Please copy the WellCare passage, everything from "One equity analyst, Carl" down to "million to Florida.", renaming "FBI" as "Federal Bureau of Investigation" throughout.

Excerpted passage:
--- START ---
One equity analyst, Carl McDonald of CIBC World Markets, advised investors in March 2007 that WellCare’s profit margins were so high it looked as if Florida Medicaid was overpaying. “It would seem to be only a matter of time before the state figures this out,” he wrote.
Florida authorities didn’t. The FBI staged its raid on WellCare headquarters in October 2007. The following year, the state Medicaid agency began auditing insurers on 80/20 compliance, according to Shelisha Coleman, a spokeswoman. WellCare wasn’t included, she said, because federal prosecutors “in essence, performed the audit.”
In January 2008, Farha, chief financial officer Behrens and chief counsel Bereday resigned. Six months later, WellCare corrected financial reports for 2003 through 2007 and paid $35 million to Florida.
Farha and Soros’s investment fund had already cashed out millions of dollars. They had taken WellCare public in 2004, and Farha started selling his shares that December.
The Soros private equity arm, later renamed TowerBrook Investors LP, parlayed its $70 million stake into $600 million in WellCare share sales by August 2006, a year before the raid, according to securities records.
The fund also distributed stock to partners that at the time was worth an additional $250 million.
The investment firm and its representatives on WellCare’s board weren’t accused of any wrongdoing. “Mr. Soros was not personally involved in the Wellcare transaction and certainly was not aware of any alleged fraudulent activity at the company,” spokesman Michael Vachon said in an e-mail.
TowerBrook and Neal Moszkowski, a partner who served as a WellCare director for several years, had no comment, said spokeswoman Gemma Hart.
The WellCare case illustrates a lack of consistent financial audits and accurate, timely data for spotting fraud in the $432 billion-a-year Medicaid program.
Overseers at the U.S. Centers for Medicare and Medicaid Services, known as CMS, allow states to exempt managed-care companies like WellCare from audits. The federal agency’s audits often failed to catch fraud because the data CMS used didn’t include the names of health care providers, according to a Government Accountability Office report in June. CMS has been working with states to “improve the completeness” of the data from insurers, said spokesman Alper Ozinal.
Regulators should be tougher on companies caught cheating the government, said Representative Henry Waxman, a California Democrat who has served on committees overseeing Medicaid for more than 30 years.
--- END ---
Recorded data:
--- START ---
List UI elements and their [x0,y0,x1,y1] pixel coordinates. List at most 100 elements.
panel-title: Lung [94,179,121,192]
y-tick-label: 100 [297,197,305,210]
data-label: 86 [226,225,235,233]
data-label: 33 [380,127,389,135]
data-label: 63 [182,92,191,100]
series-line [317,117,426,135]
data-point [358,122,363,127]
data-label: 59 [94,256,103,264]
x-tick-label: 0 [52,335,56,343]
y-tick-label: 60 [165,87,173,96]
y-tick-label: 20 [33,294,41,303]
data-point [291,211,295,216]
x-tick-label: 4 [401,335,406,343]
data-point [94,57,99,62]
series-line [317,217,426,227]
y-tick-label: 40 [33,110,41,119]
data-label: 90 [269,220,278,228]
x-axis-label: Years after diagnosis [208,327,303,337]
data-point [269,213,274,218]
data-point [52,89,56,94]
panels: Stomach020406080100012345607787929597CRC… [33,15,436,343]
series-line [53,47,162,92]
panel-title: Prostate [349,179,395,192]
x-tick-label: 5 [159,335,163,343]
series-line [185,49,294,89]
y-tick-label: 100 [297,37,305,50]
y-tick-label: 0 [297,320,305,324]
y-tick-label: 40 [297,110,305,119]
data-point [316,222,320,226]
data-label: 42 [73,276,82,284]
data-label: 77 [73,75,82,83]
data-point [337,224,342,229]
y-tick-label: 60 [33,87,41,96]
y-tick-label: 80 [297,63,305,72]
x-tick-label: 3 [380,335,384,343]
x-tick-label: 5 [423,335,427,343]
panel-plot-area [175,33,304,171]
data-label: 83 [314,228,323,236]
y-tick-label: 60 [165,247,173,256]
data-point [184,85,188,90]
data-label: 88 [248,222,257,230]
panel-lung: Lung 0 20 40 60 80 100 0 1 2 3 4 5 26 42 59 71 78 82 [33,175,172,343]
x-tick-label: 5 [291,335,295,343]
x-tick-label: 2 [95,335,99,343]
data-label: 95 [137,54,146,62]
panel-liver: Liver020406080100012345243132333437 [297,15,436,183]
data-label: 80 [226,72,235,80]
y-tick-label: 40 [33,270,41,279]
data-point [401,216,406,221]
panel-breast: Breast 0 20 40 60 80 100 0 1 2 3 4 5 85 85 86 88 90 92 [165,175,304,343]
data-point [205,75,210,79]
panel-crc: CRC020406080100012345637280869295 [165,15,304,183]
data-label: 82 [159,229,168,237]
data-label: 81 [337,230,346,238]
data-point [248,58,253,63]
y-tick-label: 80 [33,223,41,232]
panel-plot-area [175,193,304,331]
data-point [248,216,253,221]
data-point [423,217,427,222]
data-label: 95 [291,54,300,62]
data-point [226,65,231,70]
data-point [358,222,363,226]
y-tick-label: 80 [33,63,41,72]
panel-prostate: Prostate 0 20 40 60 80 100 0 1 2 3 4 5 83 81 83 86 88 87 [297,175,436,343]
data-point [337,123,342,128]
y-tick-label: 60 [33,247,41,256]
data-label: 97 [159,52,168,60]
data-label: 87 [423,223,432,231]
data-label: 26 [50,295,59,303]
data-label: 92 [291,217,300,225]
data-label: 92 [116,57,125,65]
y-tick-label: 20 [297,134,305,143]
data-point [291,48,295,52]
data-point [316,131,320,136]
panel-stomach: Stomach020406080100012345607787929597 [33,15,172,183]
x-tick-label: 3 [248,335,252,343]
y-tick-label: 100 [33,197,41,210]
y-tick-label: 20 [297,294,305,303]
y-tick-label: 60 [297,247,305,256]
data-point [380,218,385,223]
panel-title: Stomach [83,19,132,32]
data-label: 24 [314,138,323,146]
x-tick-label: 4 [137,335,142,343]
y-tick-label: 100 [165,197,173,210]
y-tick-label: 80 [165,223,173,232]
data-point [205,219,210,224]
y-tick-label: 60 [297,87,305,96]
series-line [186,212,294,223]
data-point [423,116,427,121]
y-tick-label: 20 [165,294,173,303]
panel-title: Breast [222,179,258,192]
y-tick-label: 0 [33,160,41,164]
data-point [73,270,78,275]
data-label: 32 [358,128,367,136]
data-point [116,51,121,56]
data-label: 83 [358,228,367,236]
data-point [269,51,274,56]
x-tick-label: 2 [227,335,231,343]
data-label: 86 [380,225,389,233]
--- END ---
Output for this task:
One equity analyst, Carl McDonald of CIBC World Markets, advised investors in March 2007 that WellCare’s profit margins were so high it looked as if Florida Medicaid was overpaying. “It would seem to be only a matter of time before the state figures this out,” he wrote.
Florida authorities didn’t. The Federal Bureau of Investigation staged its raid on WellCare headquarters in October 2007. The following year, the state Medicaid agency began auditing insurers on 80/20 compliance, according to Shelisha Coleman, a spokeswoman. WellCare wasn’t included, she said, because federal prosecutors “in essence, performed the audit.”
In January 2008, Farha, chief financial officer Behrens and chief counsel Bereday resigned. Six months later, WellCare corrected financial reports for 2003 through 2007 and paid $35 million to Florida.